**Problem description**
Extract all lines from the data beneath that include the word "type".

**Records for this task**
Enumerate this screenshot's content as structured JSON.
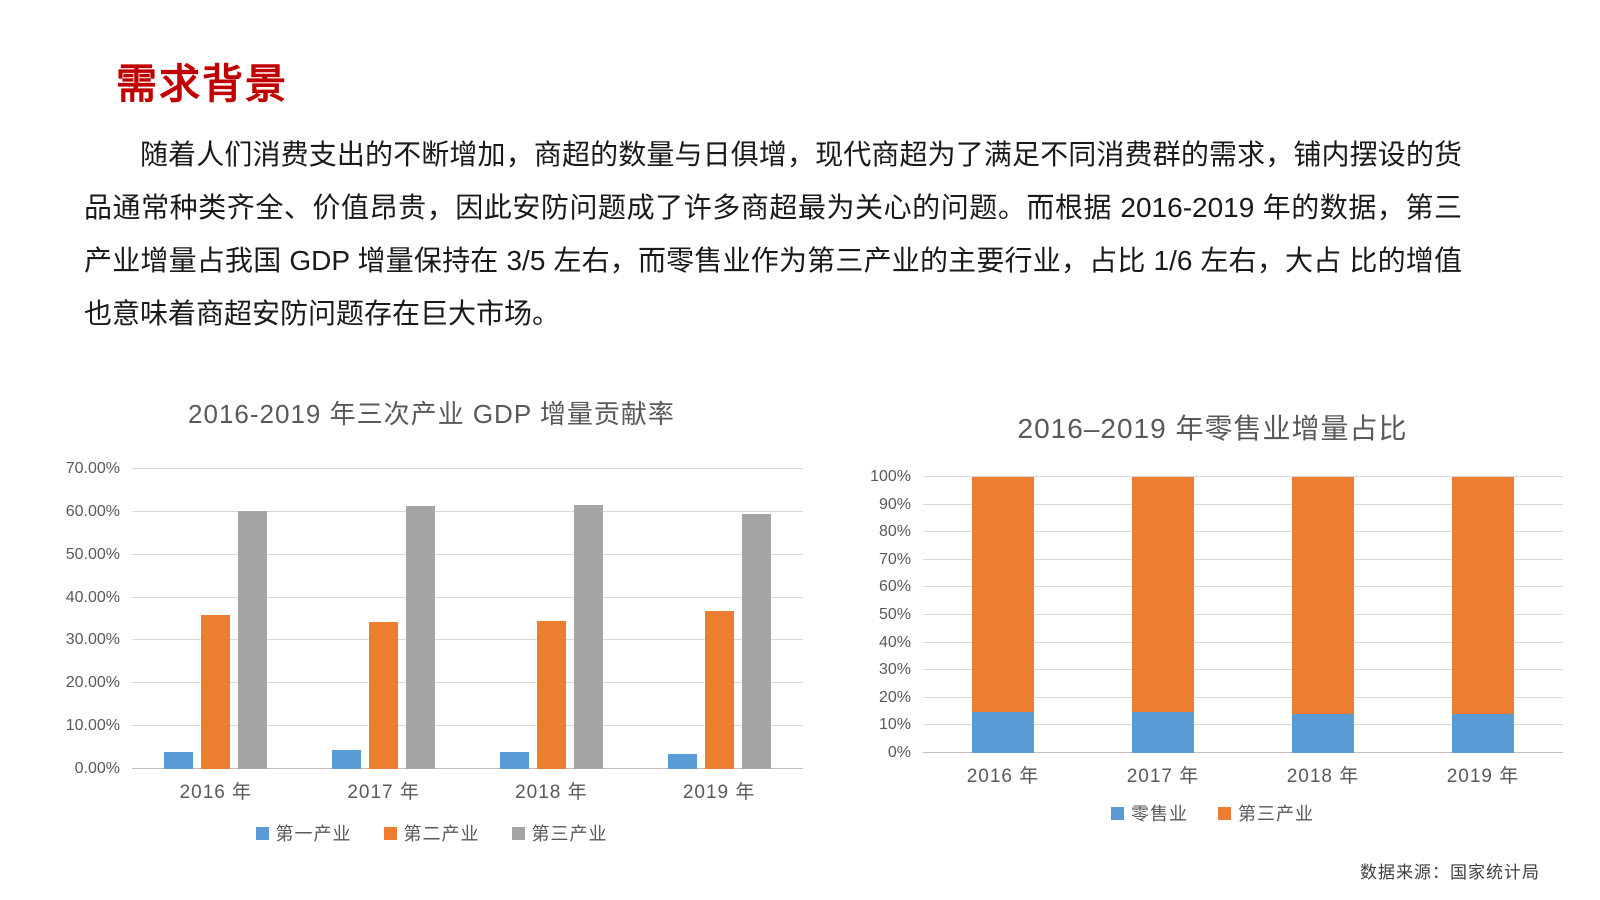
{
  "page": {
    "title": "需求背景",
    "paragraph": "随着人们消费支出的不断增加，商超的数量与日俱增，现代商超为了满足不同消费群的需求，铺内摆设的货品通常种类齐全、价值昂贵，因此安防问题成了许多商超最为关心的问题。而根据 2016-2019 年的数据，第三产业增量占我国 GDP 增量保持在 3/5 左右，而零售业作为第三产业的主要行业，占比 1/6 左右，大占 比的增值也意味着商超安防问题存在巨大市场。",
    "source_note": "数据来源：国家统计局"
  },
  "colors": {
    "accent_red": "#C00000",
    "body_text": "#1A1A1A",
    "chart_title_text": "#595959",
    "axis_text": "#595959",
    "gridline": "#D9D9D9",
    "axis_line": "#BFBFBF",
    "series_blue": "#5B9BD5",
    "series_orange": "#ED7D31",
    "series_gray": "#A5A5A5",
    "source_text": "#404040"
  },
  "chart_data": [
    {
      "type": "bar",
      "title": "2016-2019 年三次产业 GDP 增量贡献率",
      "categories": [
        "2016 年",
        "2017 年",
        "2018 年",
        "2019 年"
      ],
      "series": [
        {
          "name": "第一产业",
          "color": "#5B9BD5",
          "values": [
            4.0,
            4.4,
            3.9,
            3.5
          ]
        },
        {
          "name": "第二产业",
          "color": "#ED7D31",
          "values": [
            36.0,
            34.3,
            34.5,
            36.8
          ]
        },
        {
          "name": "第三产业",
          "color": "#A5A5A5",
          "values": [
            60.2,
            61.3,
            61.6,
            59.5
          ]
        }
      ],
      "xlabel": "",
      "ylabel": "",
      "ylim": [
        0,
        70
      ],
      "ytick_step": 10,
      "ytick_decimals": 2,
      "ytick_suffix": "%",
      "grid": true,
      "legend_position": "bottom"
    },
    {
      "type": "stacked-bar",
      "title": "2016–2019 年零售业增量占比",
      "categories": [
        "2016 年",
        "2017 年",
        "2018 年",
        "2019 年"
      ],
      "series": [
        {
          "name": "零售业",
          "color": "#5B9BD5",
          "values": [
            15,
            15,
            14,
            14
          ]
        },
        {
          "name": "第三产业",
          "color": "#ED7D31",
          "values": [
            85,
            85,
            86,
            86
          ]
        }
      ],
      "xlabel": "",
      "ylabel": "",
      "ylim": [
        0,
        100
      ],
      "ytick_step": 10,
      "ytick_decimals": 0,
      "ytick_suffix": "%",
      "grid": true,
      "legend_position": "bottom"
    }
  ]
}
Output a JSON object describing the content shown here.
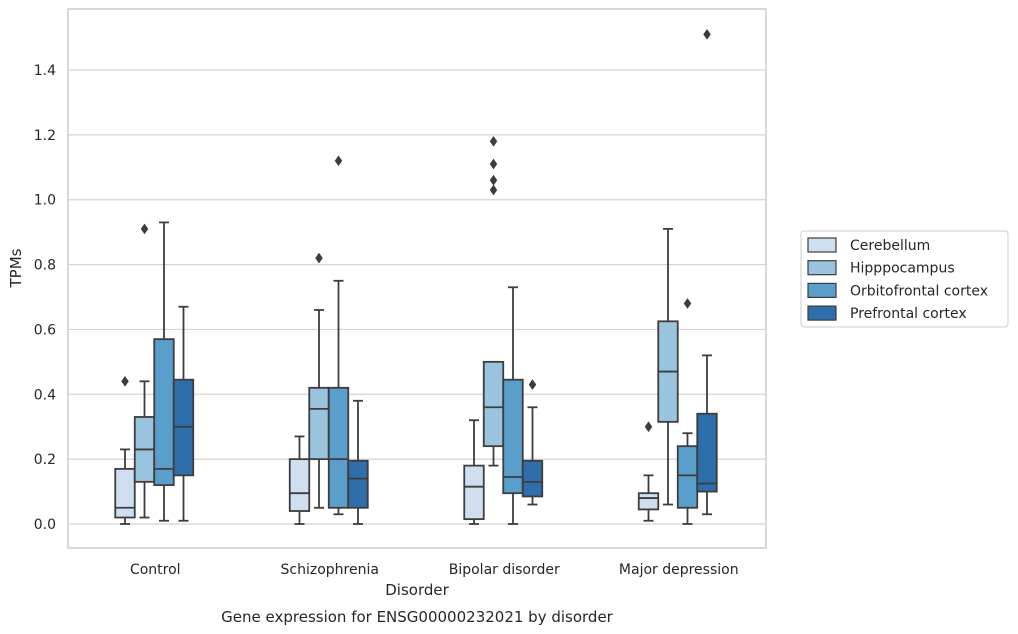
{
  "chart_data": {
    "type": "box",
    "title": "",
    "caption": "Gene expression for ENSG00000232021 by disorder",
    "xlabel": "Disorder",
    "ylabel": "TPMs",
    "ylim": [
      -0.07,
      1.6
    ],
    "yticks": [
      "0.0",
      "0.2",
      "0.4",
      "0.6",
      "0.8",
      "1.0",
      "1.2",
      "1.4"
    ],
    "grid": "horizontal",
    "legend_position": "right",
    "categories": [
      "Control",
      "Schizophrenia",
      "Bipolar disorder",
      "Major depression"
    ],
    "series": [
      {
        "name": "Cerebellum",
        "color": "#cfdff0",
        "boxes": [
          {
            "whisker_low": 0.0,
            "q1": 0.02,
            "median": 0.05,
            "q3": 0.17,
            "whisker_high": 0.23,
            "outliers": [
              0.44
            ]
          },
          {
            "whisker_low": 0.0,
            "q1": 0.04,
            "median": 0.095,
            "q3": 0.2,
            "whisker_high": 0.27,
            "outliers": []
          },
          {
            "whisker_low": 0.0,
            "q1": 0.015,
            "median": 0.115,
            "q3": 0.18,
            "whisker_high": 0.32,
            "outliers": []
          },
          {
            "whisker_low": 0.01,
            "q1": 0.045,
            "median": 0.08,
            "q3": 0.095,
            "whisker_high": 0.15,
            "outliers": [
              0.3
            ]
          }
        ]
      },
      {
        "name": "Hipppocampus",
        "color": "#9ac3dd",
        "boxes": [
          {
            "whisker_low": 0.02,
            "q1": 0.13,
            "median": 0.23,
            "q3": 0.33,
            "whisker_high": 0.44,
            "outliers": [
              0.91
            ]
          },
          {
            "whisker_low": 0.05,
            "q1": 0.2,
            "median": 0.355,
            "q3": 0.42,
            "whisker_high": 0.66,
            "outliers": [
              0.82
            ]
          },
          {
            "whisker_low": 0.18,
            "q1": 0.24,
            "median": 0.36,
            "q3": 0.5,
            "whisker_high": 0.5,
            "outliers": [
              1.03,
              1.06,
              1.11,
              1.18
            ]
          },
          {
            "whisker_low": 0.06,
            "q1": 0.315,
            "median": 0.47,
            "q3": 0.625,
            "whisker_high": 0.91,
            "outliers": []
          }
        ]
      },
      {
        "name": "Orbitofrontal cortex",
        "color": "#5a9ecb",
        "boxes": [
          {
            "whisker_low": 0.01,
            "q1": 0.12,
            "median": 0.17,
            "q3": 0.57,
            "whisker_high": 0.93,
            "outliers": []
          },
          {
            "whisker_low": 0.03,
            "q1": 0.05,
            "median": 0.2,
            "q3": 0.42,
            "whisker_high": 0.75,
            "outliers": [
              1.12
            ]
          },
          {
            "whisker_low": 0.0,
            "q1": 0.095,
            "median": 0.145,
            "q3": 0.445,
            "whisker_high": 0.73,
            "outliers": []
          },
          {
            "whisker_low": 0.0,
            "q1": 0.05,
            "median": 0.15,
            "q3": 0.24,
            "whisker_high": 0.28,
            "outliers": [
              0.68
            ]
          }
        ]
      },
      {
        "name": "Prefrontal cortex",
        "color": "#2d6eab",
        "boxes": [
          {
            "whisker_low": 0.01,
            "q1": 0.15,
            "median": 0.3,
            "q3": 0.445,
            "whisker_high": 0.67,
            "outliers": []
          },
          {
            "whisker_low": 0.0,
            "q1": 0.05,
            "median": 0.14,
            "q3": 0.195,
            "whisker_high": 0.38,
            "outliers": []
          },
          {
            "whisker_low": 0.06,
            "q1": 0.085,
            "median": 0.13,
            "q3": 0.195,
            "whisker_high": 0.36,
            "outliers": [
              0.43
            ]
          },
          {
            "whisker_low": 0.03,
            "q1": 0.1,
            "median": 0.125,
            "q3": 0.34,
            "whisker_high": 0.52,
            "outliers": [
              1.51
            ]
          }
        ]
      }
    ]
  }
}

* * *

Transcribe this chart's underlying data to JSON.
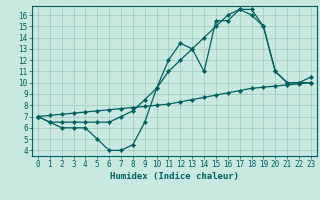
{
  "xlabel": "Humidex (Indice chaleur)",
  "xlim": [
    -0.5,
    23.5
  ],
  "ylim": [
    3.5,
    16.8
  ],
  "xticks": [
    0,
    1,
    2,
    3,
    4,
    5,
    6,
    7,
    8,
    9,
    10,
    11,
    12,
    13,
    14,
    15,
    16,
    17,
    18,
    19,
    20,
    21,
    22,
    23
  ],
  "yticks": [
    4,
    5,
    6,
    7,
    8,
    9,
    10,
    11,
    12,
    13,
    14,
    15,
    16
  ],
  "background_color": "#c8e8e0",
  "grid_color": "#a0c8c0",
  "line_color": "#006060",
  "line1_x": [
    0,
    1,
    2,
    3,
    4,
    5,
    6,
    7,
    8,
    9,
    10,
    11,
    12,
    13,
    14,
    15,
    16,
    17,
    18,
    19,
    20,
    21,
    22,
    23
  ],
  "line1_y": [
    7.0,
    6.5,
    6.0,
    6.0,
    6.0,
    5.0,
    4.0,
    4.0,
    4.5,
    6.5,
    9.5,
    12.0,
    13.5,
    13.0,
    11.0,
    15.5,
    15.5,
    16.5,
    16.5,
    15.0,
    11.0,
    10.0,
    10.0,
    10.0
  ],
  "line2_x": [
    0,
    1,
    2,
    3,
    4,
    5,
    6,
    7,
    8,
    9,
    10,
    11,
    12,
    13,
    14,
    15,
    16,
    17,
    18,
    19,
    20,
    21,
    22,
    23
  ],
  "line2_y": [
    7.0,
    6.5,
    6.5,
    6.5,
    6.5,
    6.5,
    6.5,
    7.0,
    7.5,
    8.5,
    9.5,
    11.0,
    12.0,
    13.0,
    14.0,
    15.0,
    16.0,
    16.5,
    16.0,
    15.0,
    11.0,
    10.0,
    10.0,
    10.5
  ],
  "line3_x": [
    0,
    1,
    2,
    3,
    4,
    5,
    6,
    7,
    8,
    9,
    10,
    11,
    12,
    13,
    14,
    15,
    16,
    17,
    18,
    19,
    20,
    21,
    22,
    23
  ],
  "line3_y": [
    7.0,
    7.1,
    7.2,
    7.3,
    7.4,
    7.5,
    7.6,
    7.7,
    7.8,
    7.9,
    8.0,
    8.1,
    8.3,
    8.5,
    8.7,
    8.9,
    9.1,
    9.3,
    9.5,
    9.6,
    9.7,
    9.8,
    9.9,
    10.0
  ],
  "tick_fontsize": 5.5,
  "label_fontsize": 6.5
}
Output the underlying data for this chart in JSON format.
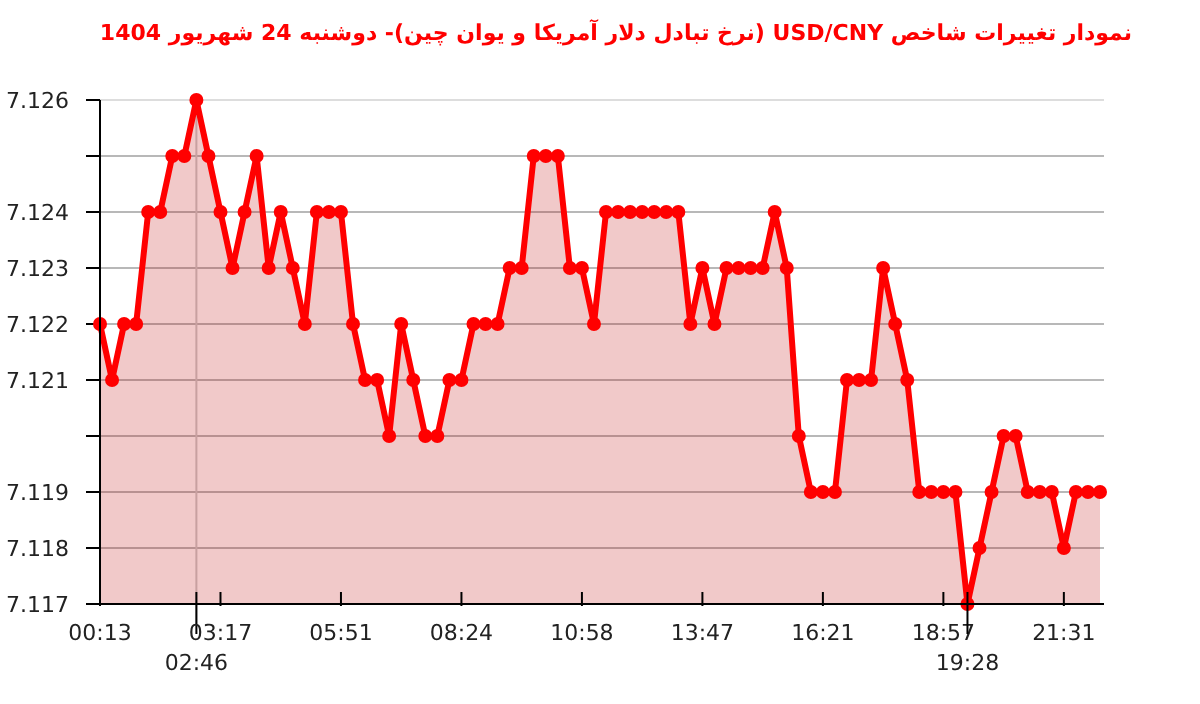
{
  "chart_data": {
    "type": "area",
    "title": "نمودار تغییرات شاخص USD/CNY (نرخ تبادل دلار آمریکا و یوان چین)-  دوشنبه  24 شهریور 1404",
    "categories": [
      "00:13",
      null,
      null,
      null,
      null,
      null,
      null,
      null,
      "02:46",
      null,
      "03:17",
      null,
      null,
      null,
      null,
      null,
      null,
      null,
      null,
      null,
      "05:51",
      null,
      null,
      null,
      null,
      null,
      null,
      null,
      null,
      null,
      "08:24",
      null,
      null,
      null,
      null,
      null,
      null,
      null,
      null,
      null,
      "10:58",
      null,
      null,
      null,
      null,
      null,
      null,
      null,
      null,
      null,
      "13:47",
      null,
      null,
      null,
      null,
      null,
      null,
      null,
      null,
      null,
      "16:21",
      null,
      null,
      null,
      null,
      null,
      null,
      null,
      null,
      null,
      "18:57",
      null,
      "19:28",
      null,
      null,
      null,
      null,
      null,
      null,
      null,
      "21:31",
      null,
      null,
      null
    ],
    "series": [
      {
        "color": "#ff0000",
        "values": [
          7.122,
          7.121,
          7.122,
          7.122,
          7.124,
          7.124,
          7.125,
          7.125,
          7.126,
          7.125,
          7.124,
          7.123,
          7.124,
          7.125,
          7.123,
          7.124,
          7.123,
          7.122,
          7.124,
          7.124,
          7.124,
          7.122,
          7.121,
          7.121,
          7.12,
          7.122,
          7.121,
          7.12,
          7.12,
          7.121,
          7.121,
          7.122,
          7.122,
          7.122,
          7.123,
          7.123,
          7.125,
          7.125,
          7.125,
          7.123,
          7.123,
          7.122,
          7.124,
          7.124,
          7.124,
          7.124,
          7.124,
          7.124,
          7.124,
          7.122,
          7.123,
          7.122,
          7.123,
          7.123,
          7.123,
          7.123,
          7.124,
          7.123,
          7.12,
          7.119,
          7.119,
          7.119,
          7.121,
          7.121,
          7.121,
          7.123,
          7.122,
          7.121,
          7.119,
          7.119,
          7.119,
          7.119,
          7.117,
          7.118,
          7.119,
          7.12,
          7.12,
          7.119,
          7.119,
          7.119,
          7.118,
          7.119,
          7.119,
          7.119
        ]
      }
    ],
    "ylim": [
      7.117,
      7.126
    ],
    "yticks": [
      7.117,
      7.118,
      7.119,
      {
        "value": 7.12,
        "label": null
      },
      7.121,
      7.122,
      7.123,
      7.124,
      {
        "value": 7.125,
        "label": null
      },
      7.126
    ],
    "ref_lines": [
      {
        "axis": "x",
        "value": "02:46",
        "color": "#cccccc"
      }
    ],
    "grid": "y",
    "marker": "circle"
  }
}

==

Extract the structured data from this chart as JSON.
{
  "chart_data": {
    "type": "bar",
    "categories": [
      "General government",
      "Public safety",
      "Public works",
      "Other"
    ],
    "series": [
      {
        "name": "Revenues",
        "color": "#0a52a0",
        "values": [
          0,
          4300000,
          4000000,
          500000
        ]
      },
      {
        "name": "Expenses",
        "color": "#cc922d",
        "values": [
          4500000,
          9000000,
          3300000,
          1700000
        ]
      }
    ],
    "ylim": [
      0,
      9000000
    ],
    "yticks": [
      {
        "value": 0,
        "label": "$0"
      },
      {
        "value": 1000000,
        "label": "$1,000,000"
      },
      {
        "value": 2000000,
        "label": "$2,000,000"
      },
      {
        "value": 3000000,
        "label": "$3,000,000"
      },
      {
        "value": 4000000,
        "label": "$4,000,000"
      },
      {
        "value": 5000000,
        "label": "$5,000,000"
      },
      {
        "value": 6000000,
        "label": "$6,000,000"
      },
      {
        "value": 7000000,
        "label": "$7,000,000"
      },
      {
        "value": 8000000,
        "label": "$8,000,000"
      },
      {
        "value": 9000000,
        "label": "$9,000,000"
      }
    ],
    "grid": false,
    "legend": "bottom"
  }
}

**The solution**
      "type": "bar",
      "type": "stacked-bar",
    "type": "box",
    "type": "area",
    "type": "bar",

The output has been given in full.